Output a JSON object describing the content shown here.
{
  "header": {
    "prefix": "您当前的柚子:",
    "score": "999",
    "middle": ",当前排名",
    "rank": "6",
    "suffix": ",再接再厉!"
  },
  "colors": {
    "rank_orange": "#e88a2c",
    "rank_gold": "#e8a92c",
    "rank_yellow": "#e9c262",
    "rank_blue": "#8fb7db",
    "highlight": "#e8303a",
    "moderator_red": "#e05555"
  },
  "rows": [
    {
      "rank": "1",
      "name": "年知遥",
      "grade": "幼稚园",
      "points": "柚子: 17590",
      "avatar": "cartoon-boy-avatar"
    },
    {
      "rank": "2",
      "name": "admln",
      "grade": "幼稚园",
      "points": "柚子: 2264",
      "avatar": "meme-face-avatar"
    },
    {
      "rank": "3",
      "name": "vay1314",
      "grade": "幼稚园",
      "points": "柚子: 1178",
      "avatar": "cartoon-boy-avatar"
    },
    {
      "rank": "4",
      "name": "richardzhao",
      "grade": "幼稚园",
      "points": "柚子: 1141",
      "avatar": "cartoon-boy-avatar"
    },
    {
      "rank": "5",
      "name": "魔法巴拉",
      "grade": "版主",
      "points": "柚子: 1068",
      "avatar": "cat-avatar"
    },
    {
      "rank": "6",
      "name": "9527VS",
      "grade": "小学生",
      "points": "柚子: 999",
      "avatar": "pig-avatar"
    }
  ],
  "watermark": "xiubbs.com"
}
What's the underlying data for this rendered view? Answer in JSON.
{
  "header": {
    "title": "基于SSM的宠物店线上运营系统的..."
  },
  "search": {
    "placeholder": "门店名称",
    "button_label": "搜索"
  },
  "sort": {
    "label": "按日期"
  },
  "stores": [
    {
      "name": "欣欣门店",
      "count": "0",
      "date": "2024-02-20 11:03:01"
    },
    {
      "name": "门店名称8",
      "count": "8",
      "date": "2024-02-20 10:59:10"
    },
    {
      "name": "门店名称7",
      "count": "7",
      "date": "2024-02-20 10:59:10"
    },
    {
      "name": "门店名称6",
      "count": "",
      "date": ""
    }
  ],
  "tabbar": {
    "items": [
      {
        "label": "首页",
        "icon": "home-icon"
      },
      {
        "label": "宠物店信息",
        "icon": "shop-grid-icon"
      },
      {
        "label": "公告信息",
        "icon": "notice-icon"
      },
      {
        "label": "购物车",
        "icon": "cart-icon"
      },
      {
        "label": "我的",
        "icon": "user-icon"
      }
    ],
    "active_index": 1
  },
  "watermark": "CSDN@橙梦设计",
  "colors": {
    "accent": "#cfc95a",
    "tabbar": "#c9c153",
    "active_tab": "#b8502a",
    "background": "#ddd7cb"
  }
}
-------
▶ What you have to do: From the listing, tally every line with the word "name" in it and give only the tally.

▶ Response to the exercise: 10